For the past few days my right hon. Friend the Minister for the Arts has been at the UNESCO conference in Mexico City and has delivered there an interesting and thoughtful speech, as one would expect of him. In his absence I have had the pleasure of taking the Ruritanian title, temporarily, of Deputy Minister for the Arts. It has allowed me to escape for a moment from the acerbity of the academic debates in which I am normally involved into the more friendly debates—although occasionally acerbity creeps in—of the arts lobby. I have had the pleasure of being briefed by officials and learning about new issues.
The two museums on which I have had the pleasure of delivering short speeches to the House—the Bethnal Green museum and the theatre museum—are rather different cases, although we are discussing them both because of the same report, the Rayner study, done by Mr. Burrett. The issues are different. Both theatres have their strength and both have a strong case to be made in favour of them.
My hon. Friend the Member for Welwyn and Hatfield (Mr. Murphy) has heard me make some of these remarks 1446 before, because he is always here when these matters are discussed. I assure the House that my right hon. Friend is a doughty champion of his Department. Those of us in the rest of the Department watch with awe the skill with which he defends his budget. As he is far enough away to be unable to stop me paying him a tribute, I can say that he is not a man given to much self-advertisement, but he has been, and is being, an extremely effective Minister for the Arts. We do well to pay tribute to him.
I very much agree with what my hon. Friend the Member for Arundel said about plurality of funding. I am sure that this is the way forward. It is the way forward in wider aspects of the Department's budget. Universities and all the other great institutions that serve the public should look carefully at the extent to which they need to use that awesome power of the State to compel those who do not use a service to finance it on behalf of those who do. It is a power that must be used from time to time. Without it there would be no State services of any kind. But it is right always to look with a careful and sceptical eye at the use of the State's power to tax and provide the money on a compulsory basis.
Therefore, it was in order for Sir Derek Rayner to put in hand a report to look at the relative merits of different kinds of funding in the museum world. Where there is a chance to bring in funds that come voluntarily, without the big stick of the Inland Revenue behind them, it is right to bring them in. One of the most attractive aspects of the theatre museum is the extent to which private donors have already, to a significant and valuable extent, backed the project in the value of the great collections that have already been given.

**Dataset section:**
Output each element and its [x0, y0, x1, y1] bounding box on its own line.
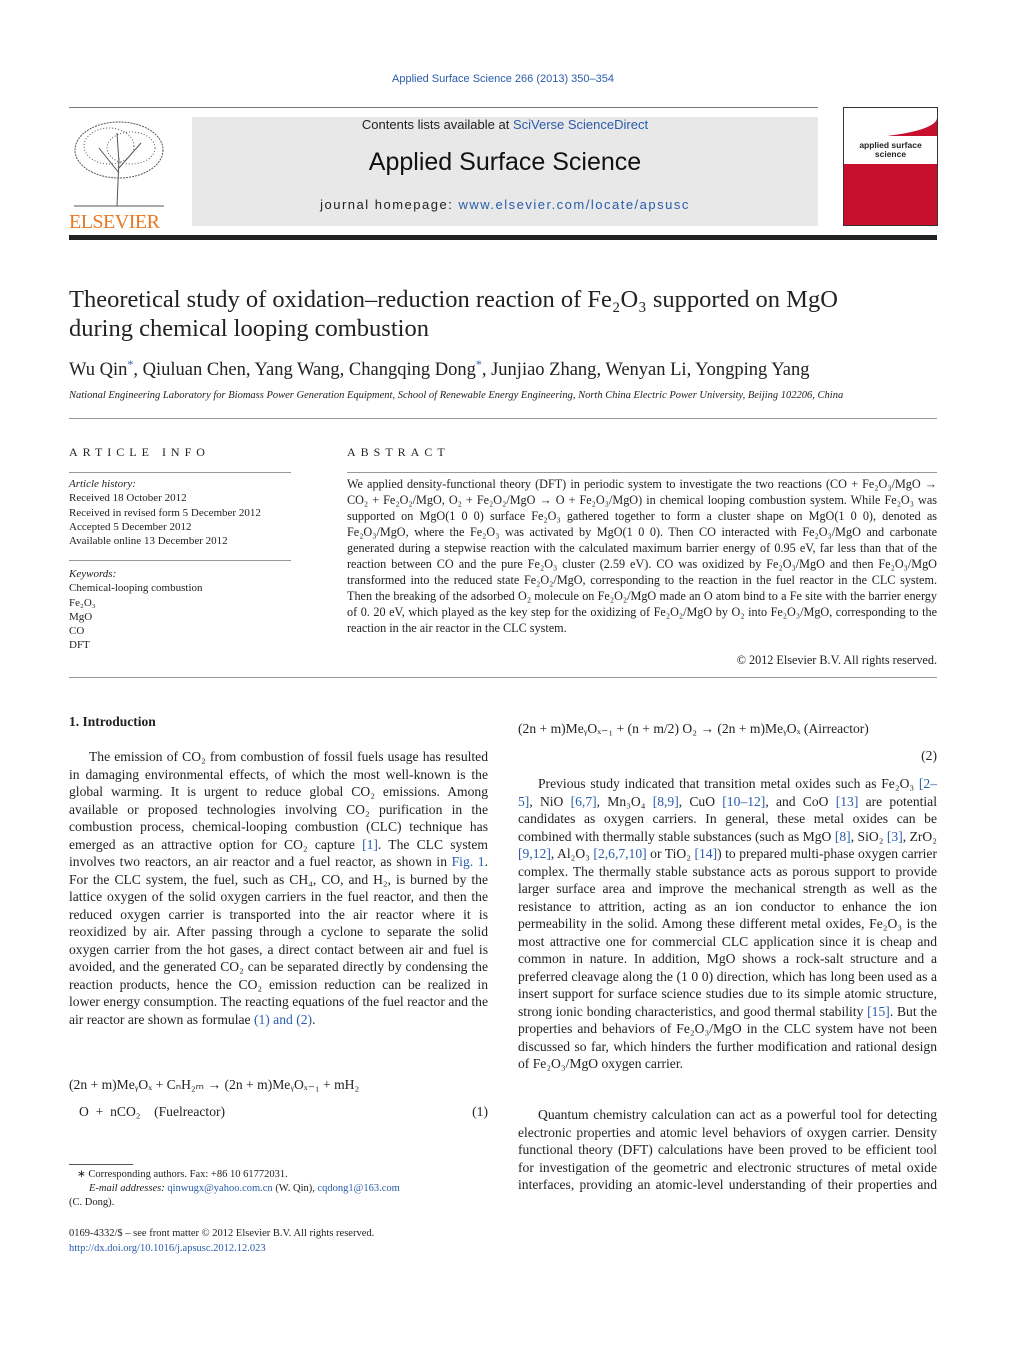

**Short exercise A:** In the speech on the museums, who carried out the Rayner study?
**Short exercise B:** Carry on the speech on the museums from its last sentence.
None of the lines are needed here.

**Task answer A:** Mr. Burrett carried out the Rayner study.

**Task answer B:**
My hon. Friend is not so far away as my right hon. Friend, but he is none the less unable to stop me from paying tribute to him for what he said about his own potential donation. My hon. Friend is a serious contributor and historian in these areas. One sometimes feels that it is the privilege of another place always to be able to find a particular expert in a debate. It can always find a former chairman of the Atomic Energy Authority or a former ambassador to Washington. On this occasion our House has managed to find a distinguished theatrical historian to contribute to the debate. I hope that my hon. Friend will not be embarrassed if I thank him for what he has said about his own intentions with regard to the Buchanan archive.
The decisions are not finally made. Even if they were, my hon. Friend would not expect me to steal my right hon. Friend's credit and thunder if they were to be made in the way that my hon. Friend wanted. Nor, of course, would he expect me to divert from my right hon. Friend the opprobrium of the House and the Standard if the decision were to go the other way.
The types of argument that have been made are those that carry great weight with Ministers and officials. The pressure on resources is great. I was especially glad not to hear the argument that runs "Oh, £4.3 million is only a small sum as compared with overall Government expenditure." That argument always weakens the case for additional spending. There are many people in Carey Street who earn £10,000 a year and who say that £500 is a small sum. That is a good way to go bankrupt.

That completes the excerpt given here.